#### Data provided

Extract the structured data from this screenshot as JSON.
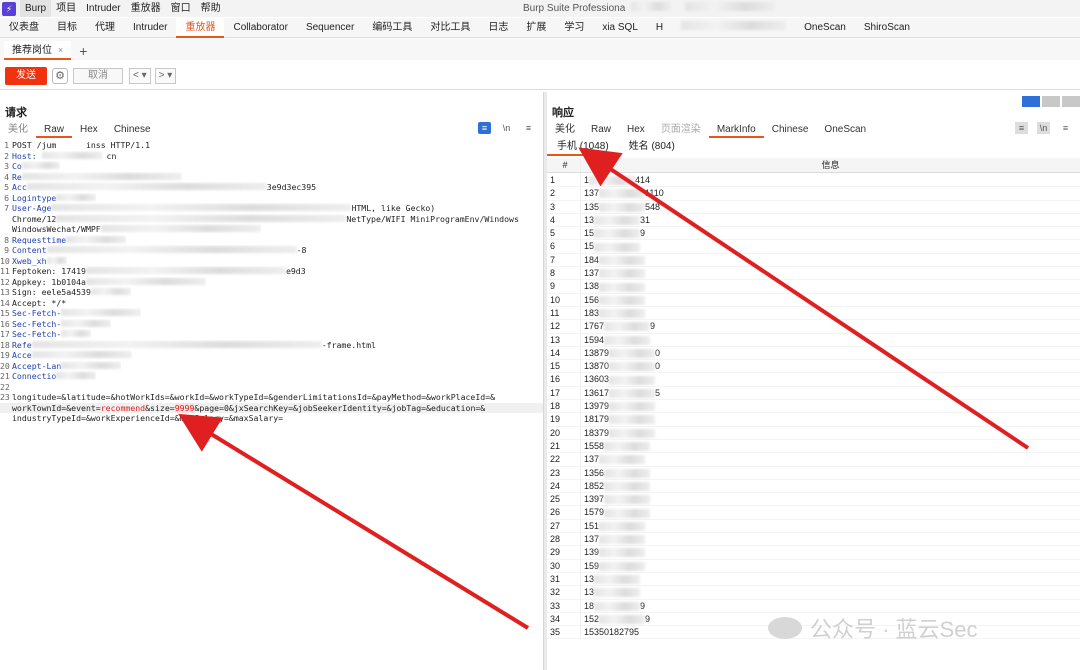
{
  "menubar": {
    "logo": "⚡",
    "items": [
      "Burp",
      "项目",
      "Intruder",
      "重放器",
      "窗口",
      "帮助"
    ],
    "title": "Burp Suite Professiona"
  },
  "tool_tabs": [
    "仪表盘",
    "目标",
    "代理",
    "Intruder",
    "重放器",
    "Collaborator",
    "Sequencer",
    "编码工具",
    "对比工具",
    "日志",
    "扩展",
    "学习",
    "xia SQL",
    "H",
    "",
    "OneScan",
    "ShiroScan"
  ],
  "active_tool_tab": 4,
  "repeater_tab": {
    "label": "推荐岗位",
    "close": "×",
    "add": "+"
  },
  "actions": {
    "send": "发送",
    "cancel": "取消",
    "prev": "<",
    "prev_dd": "▾",
    "next": ">",
    "next_dd": "▾",
    "gear": "⚙"
  },
  "request": {
    "title": "请求",
    "tabs": [
      "美化",
      "Raw",
      "Hex",
      "Chinese"
    ],
    "active_tab": 1,
    "icons": [
      "≡",
      "\\n",
      "≡"
    ],
    "lines": [
      {
        "n": "1",
        "t": "POST /jum      inss HTTP/1.1"
      },
      {
        "n": "2",
        "t": "Host: "
      },
      {
        "n": "3",
        "t": "Co"
      },
      {
        "n": "4",
        "t": "Re"
      },
      {
        "n": "5",
        "t": "Acc"
      },
      {
        "n": "6",
        "t": "Logintype"
      },
      {
        "n": "7",
        "t": "User-Age"
      },
      {
        "n": "",
        "t": "Chrome/12"
      },
      {
        "n": "",
        "t": "WindowsWechat/WMPF"
      },
      {
        "n": "8",
        "t": "Requesttime"
      },
      {
        "n": "9",
        "t": "Content"
      },
      {
        "n": "10",
        "t": "Xweb_xh"
      },
      {
        "n": "11",
        "t": "Feptoken: 17419"
      },
      {
        "n": "12",
        "t": "Appkey: 1b0104a"
      },
      {
        "n": "13",
        "t": "Sign: eele5a4539"
      },
      {
        "n": "14",
        "t": "Accept: */*"
      },
      {
        "n": "15",
        "t": "Sec-Fetch-"
      },
      {
        "n": "16",
        "t": "Sec-Fetch-"
      },
      {
        "n": "17",
        "t": "Sec-Fetch-"
      },
      {
        "n": "18",
        "t": "Refe"
      },
      {
        "n": "19",
        "t": "Acce"
      },
      {
        "n": "20",
        "t": "Accept-Lan"
      },
      {
        "n": "21",
        "t": "Connectio"
      },
      {
        "n": "22",
        "t": ""
      },
      {
        "n": "23",
        "t": ""
      }
    ],
    "line_fragments": {
      "host_tail": "cn",
      "acc_tail": "3e9d3ec395",
      "ua_tail": "HTML, like Gecko)",
      "chrome_tail": "NetType/WIFI MiniProgramEnv/Windows",
      "content_tail": "-8",
      "feptoken_tail": "e9d3",
      "refe_tail": "-frame.html"
    },
    "body_lines": [
      "longitude=&latitude=&hotWorkIds=&workId=&workTypeId=&genderLimitationsId=&payMethod=&workPlaceId=&",
      "workTownId=&event=recommend&size=9999&page=0&jxSearchKey=&jobSeekerIdentity=&jobTag=&education=&",
      "industryTypeId=&workExperienceId=&minSalary=&maxSalary="
    ]
  },
  "response": {
    "title": "响应",
    "tabs": [
      "美化",
      "Raw",
      "Hex",
      "页面渲染",
      "MarkInfo",
      "Chinese",
      "OneScan"
    ],
    "active_tab": 4,
    "subtabs": [
      "手机 (1048)",
      "姓名 (804)"
    ],
    "table_headers": [
      "#",
      "信息"
    ],
    "rows": [
      {
        "n": "1",
        "v": "1",
        "s": "414"
      },
      {
        "n": "2",
        "v": "137",
        "s": "1110"
      },
      {
        "n": "3",
        "v": "135",
        "s": "548"
      },
      {
        "n": "4",
        "v": "13",
        "s": "31"
      },
      {
        "n": "5",
        "v": "15",
        "s": "9"
      },
      {
        "n": "6",
        "v": "15",
        "s": ""
      },
      {
        "n": "7",
        "v": "184",
        "s": ""
      },
      {
        "n": "8",
        "v": "137",
        "s": ""
      },
      {
        "n": "9",
        "v": "138",
        "s": ""
      },
      {
        "n": "10",
        "v": "156",
        "s": ""
      },
      {
        "n": "11",
        "v": "183",
        "s": ""
      },
      {
        "n": "12",
        "v": "1767",
        "s": "9"
      },
      {
        "n": "13",
        "v": "1594",
        "s": ""
      },
      {
        "n": "14",
        "v": "13879",
        "s": "0"
      },
      {
        "n": "15",
        "v": "13870",
        "s": "0"
      },
      {
        "n": "16",
        "v": "13603",
        "s": ""
      },
      {
        "n": "17",
        "v": "13617",
        "s": "5"
      },
      {
        "n": "18",
        "v": "13979",
        "s": ""
      },
      {
        "n": "19",
        "v": "18179",
        "s": ""
      },
      {
        "n": "20",
        "v": "18379",
        "s": ""
      },
      {
        "n": "21",
        "v": "1558",
        "s": ""
      },
      {
        "n": "22",
        "v": "137",
        "s": ""
      },
      {
        "n": "23",
        "v": "1356",
        "s": ""
      },
      {
        "n": "24",
        "v": "1852",
        "s": ""
      },
      {
        "n": "25",
        "v": "1397",
        "s": ""
      },
      {
        "n": "26",
        "v": "1579",
        "s": ""
      },
      {
        "n": "27",
        "v": "151",
        "s": ""
      },
      {
        "n": "28",
        "v": "137",
        "s": ""
      },
      {
        "n": "29",
        "v": "139",
        "s": ""
      },
      {
        "n": "30",
        "v": "159",
        "s": ""
      },
      {
        "n": "31",
        "v": "13",
        "s": ""
      },
      {
        "n": "32",
        "v": "13",
        "s": ""
      },
      {
        "n": "33",
        "v": "18",
        "s": "9"
      },
      {
        "n": "34",
        "v": "152",
        "s": "9"
      },
      {
        "n": "35",
        "v": "15350182795",
        "s": ""
      }
    ]
  },
  "watermark": "公众号 · 蓝云Sec",
  "colors": {
    "accent": "#e8551e",
    "send": "#f0320f",
    "arrow": "#e02020",
    "header_blue": "#1f3fb0"
  }
}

########

▸ **Directions for this task**: Extract the full listing exactly, with the pictures left out.

▸ **Reply**:
Extract the structured data from this screenshot as JSON.
{
  "menubar": {
    "logo": "⚡",
    "items": [
      "Burp",
      "项目",
      "Intruder",
      "重放器",
      "窗口",
      "帮助"
    ],
    "title": "Burp Suite Professiona"
  },
  "tool_tabs": [
    "仪表盘",
    "目标",
    "代理",
    "Intruder",
    "重放器",
    "Collaborator",
    "Sequencer",
    "编码工具",
    "对比工具",
    "日志",
    "扩展",
    "学习",
    "xia SQL",
    "H",
    "",
    "OneScan",
    "ShiroScan"
  ],
  "active_tool_tab": 4,
  "repeater_tab": {
    "label": "推荐岗位",
    "close": "×",
    "add": "+"
  },
  "actions": {
    "send": "发送",
    "cancel": "取消",
    "prev": "<",
    "prev_dd": "▾",
    "next": ">",
    "next_dd": "▾",
    "gear": "⚙"
  },
  "request": {
    "title": "请求",
    "tabs": [
      "美化",
      "Raw",
      "Hex",
      "Chinese"
    ],
    "active_tab": 1,
    "icons": [
      "≡",
      "\\n",
      "≡"
    ],
    "lines": [
      {
        "n": "1",
        "t": "POST /jum      inss HTTP/1.1"
      },
      {
        "n": "2",
        "t": "Host: "
      },
      {
        "n": "3",
        "t": "Co"
      },
      {
        "n": "4",
        "t": "Re"
      },
      {
        "n": "5",
        "t": "Acc"
      },
      {
        "n": "6",
        "t": "Logintype"
      },
      {
        "n": "7",
        "t": "User-Age"
      },
      {
        "n": "",
        "t": "Chrome/12"
      },
      {
        "n": "",
        "t": "WindowsWechat/WMPF"
      },
      {
        "n": "8",
        "t": "Requesttime"
      },
      {
        "n": "9",
        "t": "Content"
      },
      {
        "n": "10",
        "t": "Xweb_xh"
      },
      {
        "n": "11",
        "t": "Feptoken: 17419"
      },
      {
        "n": "12",
        "t": "Appkey: 1b0104a"
      },
      {
        "n": "13",
        "t": "Sign: eele5a4539"
      },
      {
        "n": "14",
        "t": "Accept: */*"
      },
      {
        "n": "15",
        "t": "Sec-Fetch-"
      },
      {
        "n": "16",
        "t": "Sec-Fetch-"
      },
      {
        "n": "17",
        "t": "Sec-Fetch-"
      },
      {
        "n": "18",
        "t": "Refe"
      },
      {
        "n": "19",
        "t": "Acce"
      },
      {
        "n": "20",
        "t": "Accept-Lan"
      },
      {
        "n": "21",
        "t": "Connectio"
      },
      {
        "n": "22",
        "t": ""
      },
      {
        "n": "23",
        "t": ""
      }
    ],
    "line_fragments": {
      "host_tail": "cn",
      "acc_tail": "3e9d3ec395",
      "ua_tail": "HTML, like Gecko)",
      "chrome_tail": "NetType/WIFI MiniProgramEnv/Windows",
      "content_tail": "-8",
      "feptoken_tail": "e9d3",
      "refe_tail": "-frame.html"
    },
    "body_lines": [
      "longitude=&latitude=&hotWorkIds=&workId=&workTypeId=&genderLimitationsId=&payMethod=&workPlaceId=&",
      "workTownId=&event=recommend&size=9999&page=0&jxSearchKey=&jobSeekerIdentity=&jobTag=&education=&",
      "industryTypeId=&workExperienceId=&minSalary=&maxSalary="
    ]
  },
  "response": {
    "title": "响应",
    "tabs": [
      "美化",
      "Raw",
      "Hex",
      "页面渲染",
      "MarkInfo",
      "Chinese",
      "OneScan"
    ],
    "active_tab": 4,
    "subtabs": [
      "手机 (1048)",
      "姓名 (804)"
    ],
    "table_headers": [
      "#",
      "信息"
    ],
    "rows": [
      {
        "n": "1",
        "v": "1",
        "s": "414"
      },
      {
        "n": "2",
        "v": "137",
        "s": "1110"
      },
      {
        "n": "3",
        "v": "135",
        "s": "548"
      },
      {
        "n": "4",
        "v": "13",
        "s": "31"
      },
      {
        "n": "5",
        "v": "15",
        "s": "9"
      },
      {
        "n": "6",
        "v": "15",
        "s": ""
      },
      {
        "n": "7",
        "v": "184",
        "s": ""
      },
      {
        "n": "8",
        "v": "137",
        "s": ""
      },
      {
        "n": "9",
        "v": "138",
        "s": ""
      },
      {
        "n": "10",
        "v": "156",
        "s": ""
      },
      {
        "n": "11",
        "v": "183",
        "s": ""
      },
      {
        "n": "12",
        "v": "1767",
        "s": "9"
      },
      {
        "n": "13",
        "v": "1594",
        "s": ""
      },
      {
        "n": "14",
        "v": "13879",
        "s": "0"
      },
      {
        "n": "15",
        "v": "13870",
        "s": "0"
      },
      {
        "n": "16",
        "v": "13603",
        "s": ""
      },
      {
        "n": "17",
        "v": "13617",
        "s": "5"
      },
      {
        "n": "18",
        "v": "13979",
        "s": ""
      },
      {
        "n": "19",
        "v": "18179",
        "s": ""
      },
      {
        "n": "20",
        "v": "18379",
        "s": ""
      },
      {
        "n": "21",
        "v": "1558",
        "s": ""
      },
      {
        "n": "22",
        "v": "137",
        "s": ""
      },
      {
        "n": "23",
        "v": "1356",
        "s": ""
      },
      {
        "n": "24",
        "v": "1852",
        "s": ""
      },
      {
        "n": "25",
        "v": "1397",
        "s": ""
      },
      {
        "n": "26",
        "v": "1579",
        "s": ""
      },
      {
        "n": "27",
        "v": "151",
        "s": ""
      },
      {
        "n": "28",
        "v": "137",
        "s": ""
      },
      {
        "n": "29",
        "v": "139",
        "s": ""
      },
      {
        "n": "30",
        "v": "159",
        "s": ""
      },
      {
        "n": "31",
        "v": "13",
        "s": ""
      },
      {
        "n": "32",
        "v": "13",
        "s": ""
      },
      {
        "n": "33",
        "v": "18",
        "s": "9"
      },
      {
        "n": "34",
        "v": "152",
        "s": "9"
      },
      {
        "n": "35",
        "v": "15350182795",
        "s": ""
      }
    ]
  },
  "watermark": "公众号 · 蓝云Sec",
  "colors": {
    "accent": "#e8551e",
    "send": "#f0320f",
    "arrow": "#e02020",
    "header_blue": "#1f3fb0"
  }
}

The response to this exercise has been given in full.